- _Alıntı Metin_:
'''

Kıymetli Mü’minler!
Aylarca özlemle beklediğimiz, rahmet ve mağfiretiyle dört bir yanımızı kuşatan mübarek Ramazan ayının son günlerine gelmiş olmanın hüznü içerisindeyken, önümüzdeki Salı günü idrak edeceğimiz Kadir Gecesi’ne yaklaşıyor olmanın huzur ve mutluluğunu yaşıyoruz.
Evet, gündüzlerini oruçla, gecelerini teravihle geçirdiğimiz ve her anıyla feyz ve bereketinden istifade ettiğimiz mübarek Ramazan ayının bu son günlerinde, Kadir Gecesi tüm faziletiyle biz inananları beklemektedir. Böylesine faziletli bir gece hakkında Resulullah (s.a.s.), “Her kim inanarak ve (sevabını Allah’tan) umarak Kadir gecesini ibadetle geçirirse geçmiş günahları bağışlanır.”[1] buyurmuş, Kadir Gecesi’nde nasıl dua edeceğini soran Hz. Aişe annemize de “Allah’ım! Sen affedicisin, affetmeyi seversin, beni de affet.”[2] şeklinde dua etmesini tavsiye etmiştir. Zira Ramazan ayının fazilet ve bereketi, Kadir Gecesi’nin bu ay içerisinde yer alması ile ilgilidir. Peygamber Efendimiz (s.a.s.), ”Bu ayda öyle bir gece vardır ki, bin aydan daha hayırlıdır. Bu gecenin hayrından mahrum kalan, bin ayın hayrından da mahrum kalır.”[3] buyurarak Kadir Gecesi’nin yüksek faziletine ve manevi değerine işaret etmişlerdir.

'''

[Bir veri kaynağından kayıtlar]
'''

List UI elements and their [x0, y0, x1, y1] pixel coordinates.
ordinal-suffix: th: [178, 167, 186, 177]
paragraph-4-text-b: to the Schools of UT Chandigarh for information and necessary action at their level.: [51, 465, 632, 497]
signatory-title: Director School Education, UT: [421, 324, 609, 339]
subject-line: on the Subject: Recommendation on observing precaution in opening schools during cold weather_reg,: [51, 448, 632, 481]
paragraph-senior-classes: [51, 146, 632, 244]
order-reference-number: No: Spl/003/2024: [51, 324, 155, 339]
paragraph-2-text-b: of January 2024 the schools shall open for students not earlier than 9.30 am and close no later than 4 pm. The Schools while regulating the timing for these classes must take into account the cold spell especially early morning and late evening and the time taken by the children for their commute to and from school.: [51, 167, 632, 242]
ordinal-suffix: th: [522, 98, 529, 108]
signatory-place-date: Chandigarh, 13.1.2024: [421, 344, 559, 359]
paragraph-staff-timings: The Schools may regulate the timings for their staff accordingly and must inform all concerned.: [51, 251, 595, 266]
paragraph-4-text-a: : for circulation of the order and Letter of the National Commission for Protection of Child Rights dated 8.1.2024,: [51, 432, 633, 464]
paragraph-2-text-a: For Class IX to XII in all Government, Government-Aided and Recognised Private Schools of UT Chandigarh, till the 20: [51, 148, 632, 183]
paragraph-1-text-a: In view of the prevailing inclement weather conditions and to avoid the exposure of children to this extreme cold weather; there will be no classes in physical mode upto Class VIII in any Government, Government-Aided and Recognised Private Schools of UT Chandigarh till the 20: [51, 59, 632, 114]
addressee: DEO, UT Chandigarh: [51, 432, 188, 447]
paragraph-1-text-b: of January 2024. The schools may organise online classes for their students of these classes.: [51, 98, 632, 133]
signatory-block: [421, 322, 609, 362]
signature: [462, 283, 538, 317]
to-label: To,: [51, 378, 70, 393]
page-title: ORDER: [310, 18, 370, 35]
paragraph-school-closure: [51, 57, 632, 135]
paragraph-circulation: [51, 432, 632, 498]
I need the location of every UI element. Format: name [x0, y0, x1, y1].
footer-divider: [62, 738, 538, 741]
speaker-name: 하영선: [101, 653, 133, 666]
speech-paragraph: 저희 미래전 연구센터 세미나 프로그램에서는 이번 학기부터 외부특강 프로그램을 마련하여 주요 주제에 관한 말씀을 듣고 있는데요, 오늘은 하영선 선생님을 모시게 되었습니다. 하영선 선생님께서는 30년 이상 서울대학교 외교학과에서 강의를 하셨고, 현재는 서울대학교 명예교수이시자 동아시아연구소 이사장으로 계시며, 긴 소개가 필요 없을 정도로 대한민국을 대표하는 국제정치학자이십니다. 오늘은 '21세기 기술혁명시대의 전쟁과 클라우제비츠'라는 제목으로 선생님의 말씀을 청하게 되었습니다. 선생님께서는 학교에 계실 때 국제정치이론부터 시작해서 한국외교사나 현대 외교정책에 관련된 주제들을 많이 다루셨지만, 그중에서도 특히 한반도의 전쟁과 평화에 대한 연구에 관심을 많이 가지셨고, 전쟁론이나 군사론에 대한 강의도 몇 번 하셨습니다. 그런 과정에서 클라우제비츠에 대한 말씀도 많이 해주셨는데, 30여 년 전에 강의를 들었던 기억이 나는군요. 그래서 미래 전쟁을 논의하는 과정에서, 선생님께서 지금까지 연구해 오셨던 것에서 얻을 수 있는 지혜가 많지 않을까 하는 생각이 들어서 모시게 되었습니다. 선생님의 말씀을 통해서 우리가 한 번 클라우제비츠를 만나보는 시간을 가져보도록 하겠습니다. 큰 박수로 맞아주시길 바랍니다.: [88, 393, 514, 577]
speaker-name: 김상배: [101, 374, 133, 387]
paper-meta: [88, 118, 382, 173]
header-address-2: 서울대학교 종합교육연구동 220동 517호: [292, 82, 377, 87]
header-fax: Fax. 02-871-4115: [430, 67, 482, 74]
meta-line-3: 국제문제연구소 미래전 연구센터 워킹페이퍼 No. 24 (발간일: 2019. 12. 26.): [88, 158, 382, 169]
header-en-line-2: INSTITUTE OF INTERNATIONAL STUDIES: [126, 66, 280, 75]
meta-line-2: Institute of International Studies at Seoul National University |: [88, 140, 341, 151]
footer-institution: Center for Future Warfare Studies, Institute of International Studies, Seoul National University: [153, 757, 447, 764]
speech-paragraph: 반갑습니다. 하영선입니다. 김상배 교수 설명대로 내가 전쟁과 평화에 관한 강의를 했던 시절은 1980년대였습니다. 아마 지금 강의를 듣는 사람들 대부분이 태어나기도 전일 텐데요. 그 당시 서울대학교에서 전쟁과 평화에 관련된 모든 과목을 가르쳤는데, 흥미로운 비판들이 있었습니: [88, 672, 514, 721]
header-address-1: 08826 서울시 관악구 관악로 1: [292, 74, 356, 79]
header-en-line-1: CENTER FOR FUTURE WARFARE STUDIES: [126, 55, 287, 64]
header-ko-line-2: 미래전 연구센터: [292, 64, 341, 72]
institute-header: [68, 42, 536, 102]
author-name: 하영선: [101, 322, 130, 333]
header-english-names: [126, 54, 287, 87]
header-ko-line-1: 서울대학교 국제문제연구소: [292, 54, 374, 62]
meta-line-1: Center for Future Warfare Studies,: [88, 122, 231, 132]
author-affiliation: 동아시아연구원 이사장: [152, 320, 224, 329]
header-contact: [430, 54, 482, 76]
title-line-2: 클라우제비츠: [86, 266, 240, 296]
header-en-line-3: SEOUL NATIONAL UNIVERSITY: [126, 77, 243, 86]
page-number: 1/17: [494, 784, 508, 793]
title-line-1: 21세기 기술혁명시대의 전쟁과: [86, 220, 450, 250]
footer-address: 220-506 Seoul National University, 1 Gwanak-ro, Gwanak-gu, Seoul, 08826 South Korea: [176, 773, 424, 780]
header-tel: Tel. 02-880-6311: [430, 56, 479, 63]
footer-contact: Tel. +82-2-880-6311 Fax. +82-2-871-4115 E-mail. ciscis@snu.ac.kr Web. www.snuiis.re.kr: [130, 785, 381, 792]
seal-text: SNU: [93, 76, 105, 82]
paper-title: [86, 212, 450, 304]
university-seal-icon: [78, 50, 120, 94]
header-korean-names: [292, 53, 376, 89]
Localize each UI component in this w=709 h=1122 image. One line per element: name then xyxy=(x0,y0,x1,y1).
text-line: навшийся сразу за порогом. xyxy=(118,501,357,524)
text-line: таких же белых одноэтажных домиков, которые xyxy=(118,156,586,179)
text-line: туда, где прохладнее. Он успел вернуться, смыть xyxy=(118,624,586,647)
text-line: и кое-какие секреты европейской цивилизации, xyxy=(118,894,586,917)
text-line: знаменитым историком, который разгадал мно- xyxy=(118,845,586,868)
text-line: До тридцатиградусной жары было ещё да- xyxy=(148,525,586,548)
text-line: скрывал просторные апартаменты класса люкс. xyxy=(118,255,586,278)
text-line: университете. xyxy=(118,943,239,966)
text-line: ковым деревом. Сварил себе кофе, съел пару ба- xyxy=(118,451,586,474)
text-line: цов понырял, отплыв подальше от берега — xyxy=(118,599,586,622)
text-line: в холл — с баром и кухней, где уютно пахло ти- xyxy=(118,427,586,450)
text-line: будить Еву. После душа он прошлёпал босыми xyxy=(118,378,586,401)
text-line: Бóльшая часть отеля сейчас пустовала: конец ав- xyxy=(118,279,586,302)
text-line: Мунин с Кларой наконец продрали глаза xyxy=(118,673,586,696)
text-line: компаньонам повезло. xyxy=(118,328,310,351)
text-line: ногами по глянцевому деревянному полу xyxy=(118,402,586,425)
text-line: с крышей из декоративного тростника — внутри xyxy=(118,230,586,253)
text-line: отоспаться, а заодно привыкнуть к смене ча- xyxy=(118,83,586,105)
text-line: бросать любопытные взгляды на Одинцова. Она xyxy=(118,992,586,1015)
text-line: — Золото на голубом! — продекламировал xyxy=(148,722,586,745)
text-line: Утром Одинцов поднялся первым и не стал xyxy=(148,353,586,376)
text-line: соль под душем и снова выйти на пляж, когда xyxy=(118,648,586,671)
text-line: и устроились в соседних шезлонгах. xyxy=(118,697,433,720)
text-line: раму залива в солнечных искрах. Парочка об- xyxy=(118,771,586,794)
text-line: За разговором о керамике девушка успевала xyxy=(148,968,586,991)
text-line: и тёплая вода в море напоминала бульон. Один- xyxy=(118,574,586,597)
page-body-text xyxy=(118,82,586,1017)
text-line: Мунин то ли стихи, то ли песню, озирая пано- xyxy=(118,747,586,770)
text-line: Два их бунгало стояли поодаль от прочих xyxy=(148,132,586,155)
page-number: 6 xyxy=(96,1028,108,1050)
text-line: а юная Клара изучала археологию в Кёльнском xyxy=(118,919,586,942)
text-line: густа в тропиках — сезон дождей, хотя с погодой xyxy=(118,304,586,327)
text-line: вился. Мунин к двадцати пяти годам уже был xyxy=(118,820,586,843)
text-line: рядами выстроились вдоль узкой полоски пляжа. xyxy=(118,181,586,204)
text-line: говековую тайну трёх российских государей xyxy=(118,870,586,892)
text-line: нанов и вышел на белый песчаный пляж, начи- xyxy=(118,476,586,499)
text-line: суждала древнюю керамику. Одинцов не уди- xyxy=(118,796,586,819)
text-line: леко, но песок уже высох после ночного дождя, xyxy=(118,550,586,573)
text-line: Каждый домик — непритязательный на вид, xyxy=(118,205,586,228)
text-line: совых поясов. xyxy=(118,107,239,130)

'''

- _Görev 1_:
Kadir Gecesi metnine göre Kadir Gecesi hangi gün idrak edilecek?
- _Görev 2_:
Kadir Gecesi metninde "Aylarca özlemle beklediğimiz, rahmet" ile "ve mutluluğunu yaşıyoruz." arasındaki kısmı, ikisi de dahil, yeniden yaz ve "Salı" ifadesini "Çarşamba" ile değiştir.
- _Görev 3_:
Kadir Gecesi metnini kaldığı yerden sürdürüp sonraki bölümü tamamla.
Bu kayıtlar başka bir kaynaktan alınmıştır.

- _Sonuç 1_:
Önümüzdeki Salı günü.

- _Sonuç 2_:
Aylarca özlemle beklediğimiz, rahmet ve mağfiretiyle dört bir yanımızı kuşatan mübarek Ramazan ayının son günlerine gelmiş olmanın hüznü içerisindeyken, önümüzdeki Çarşamba günü idrak edeceğimiz Kadir Gecesi’ne yaklaşıyor olmanın huzur ve mutluluğunu yaşıyoruz.

- _Sonuç 3_:
Kadir gecesinin fazileti ise, Kur’an-ı Kerim’in bu gecede indirilmiş olmasından kaynaklanır. Kadir Sûresi’nde bu husus şöyle anlatılmaktadır: “Şüphesiz, biz o (Kur’an’ı) Kadir gecesinde indirdik. Kadir gecesinin ne olduğunu sen ne bileceksin! Kadir gecesi bin aydan daha hayırlıdır. Melekler ve Ruh (Cebrail) o gecede, Rablerinin izniyle her türlü iş için iner de iner. O gece, tan yerinin ağarmasına kadar bir esenliktir.”[4]
Değerli Kardeşlerim!
Rabbimiz’in katında iyi bir kul, halis bir müslüman olmak istiyorsak, son günlerini geçirdiğimiz bu mübarek ayı ve önümüzdeki Kadir Gecesi’ni bulunmaz bir fırsat bilelim. Dünyamızı zindana, ahiretimizi cehenneme çevirecek her türlü günahtan pişmanlık duyup tevbe edelim. Tevbeyle verdiğimiz sözü nefsimizin doyumsuz arzularına, şeytanın aldatmasına kanıp bozmayalım. Kalan ömrümüzü, bu ayda edindiğimiz güzel alışkanlıklarımızla mamur edelim. Gönül sarayımızı, samimi ve ihlaslı amellerle tezyin edelim ve Allah’ın rızasını hayatımızın amacı haline dönüştürelim.
Ayrıca geliniz, Ramazan’ın bu son günlerini Efendimiz’den bizlere miras kalan güzel bir sünnet-i seniyyeyi ihya etmek için değerlendirelim. Zira Sevgili Peygamberimiz Ramazan ayının bu son günlerinde itikâfa girer, gündelik hayatın kaos ve keşmekeşinden uzak Rabbiyle baş başa kalarak zamanını tefekkür, dua, ibadet ve istiğfarla geçirmeye çalışırdı.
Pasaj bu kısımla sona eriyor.